→ **Source document**:
______
- Born: 1 December 1921 Jalandhar, British India
- Died: 19 October 2005 (aged 83) Mumbai, India
- Occupations: Film director, producer
- Years active: 1950s–1970s
- Known for: Saas Bhi Kabhi Bahu Thi (1970)
- Relatives: Sharmin Segal (granddaughter)

= Mohan Segal =

Indian film director and producer

Mohan Segal (1 December 1921–19 October 2005) was an Indian film director and producer who worked primarily in Hindi cinema. Active mainly during the 1950s and 1960s, he is remembered for directing several commercially successful films and for introducing or mentoring actors who later became prominent in the Indian film industry.

== Life ==
Mohan Sehgal was born on 1 December 1921 in Jalandhar, British India.

He is known for introducing Rekha into the Bollywood in 1970 with Sawan Bhadon. He is the grandfather of actress Sharmin Segal.
______
→ **Supplied records**:

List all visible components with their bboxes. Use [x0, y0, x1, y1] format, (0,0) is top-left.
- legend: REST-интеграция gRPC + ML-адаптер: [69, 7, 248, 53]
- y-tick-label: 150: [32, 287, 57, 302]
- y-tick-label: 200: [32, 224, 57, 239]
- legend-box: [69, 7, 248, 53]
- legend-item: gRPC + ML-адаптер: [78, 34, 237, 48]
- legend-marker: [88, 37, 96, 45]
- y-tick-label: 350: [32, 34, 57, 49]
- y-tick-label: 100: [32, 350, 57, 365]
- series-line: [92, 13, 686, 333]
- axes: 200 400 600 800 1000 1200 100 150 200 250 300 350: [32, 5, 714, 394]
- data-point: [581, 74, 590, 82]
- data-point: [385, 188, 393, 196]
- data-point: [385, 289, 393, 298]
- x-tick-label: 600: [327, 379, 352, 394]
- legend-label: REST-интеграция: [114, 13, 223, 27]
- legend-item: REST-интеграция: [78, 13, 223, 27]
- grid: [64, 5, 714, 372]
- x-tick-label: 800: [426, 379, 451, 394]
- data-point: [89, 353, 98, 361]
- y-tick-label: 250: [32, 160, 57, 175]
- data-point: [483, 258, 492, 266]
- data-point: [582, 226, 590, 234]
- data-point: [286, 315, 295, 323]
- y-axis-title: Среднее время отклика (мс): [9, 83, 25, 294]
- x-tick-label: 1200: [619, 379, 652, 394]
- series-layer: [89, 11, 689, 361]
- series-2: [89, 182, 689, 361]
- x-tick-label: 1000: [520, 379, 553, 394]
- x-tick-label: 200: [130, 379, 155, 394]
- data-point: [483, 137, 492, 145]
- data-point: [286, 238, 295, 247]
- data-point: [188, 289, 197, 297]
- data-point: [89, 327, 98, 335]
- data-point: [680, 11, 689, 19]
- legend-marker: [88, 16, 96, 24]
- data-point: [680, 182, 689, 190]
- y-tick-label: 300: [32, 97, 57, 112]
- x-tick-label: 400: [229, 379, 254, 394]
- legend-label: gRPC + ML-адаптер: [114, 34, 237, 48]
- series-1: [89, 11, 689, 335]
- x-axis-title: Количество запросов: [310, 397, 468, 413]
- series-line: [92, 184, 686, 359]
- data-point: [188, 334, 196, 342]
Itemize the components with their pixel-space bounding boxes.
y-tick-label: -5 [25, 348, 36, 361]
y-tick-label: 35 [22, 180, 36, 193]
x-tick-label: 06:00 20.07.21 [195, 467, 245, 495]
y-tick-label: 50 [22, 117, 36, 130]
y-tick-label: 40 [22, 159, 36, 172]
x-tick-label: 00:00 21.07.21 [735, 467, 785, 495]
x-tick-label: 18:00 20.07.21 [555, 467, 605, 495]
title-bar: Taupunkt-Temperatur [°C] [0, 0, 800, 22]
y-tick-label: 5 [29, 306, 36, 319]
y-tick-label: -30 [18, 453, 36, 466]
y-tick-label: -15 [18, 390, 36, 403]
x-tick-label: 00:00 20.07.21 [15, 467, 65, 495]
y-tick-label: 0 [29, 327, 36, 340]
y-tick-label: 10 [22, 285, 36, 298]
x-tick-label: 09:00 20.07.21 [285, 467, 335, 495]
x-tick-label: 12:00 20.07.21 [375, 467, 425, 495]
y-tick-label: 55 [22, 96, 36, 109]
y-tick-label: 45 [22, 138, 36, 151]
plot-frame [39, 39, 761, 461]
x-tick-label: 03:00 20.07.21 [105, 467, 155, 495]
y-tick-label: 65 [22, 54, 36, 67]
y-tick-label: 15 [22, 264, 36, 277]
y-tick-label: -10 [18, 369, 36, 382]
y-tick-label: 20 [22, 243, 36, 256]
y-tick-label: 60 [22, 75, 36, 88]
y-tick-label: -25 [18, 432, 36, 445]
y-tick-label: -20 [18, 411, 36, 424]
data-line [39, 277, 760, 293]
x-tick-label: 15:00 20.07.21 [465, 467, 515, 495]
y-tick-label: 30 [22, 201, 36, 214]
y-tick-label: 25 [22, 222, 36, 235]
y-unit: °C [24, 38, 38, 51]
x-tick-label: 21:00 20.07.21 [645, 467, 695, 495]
______
→ **What needs to be done**:
Using the Mohan Segal biography, answer these:
1. In what city and country was he born?
2. In which city did he die?
3. Which actress did he introduce into Bollywood in 1970, and with which film?

→ **Result**:
1. Jalandhar, British India.
2. Mumbai.
3. Rekha, with Sawan Bhadon.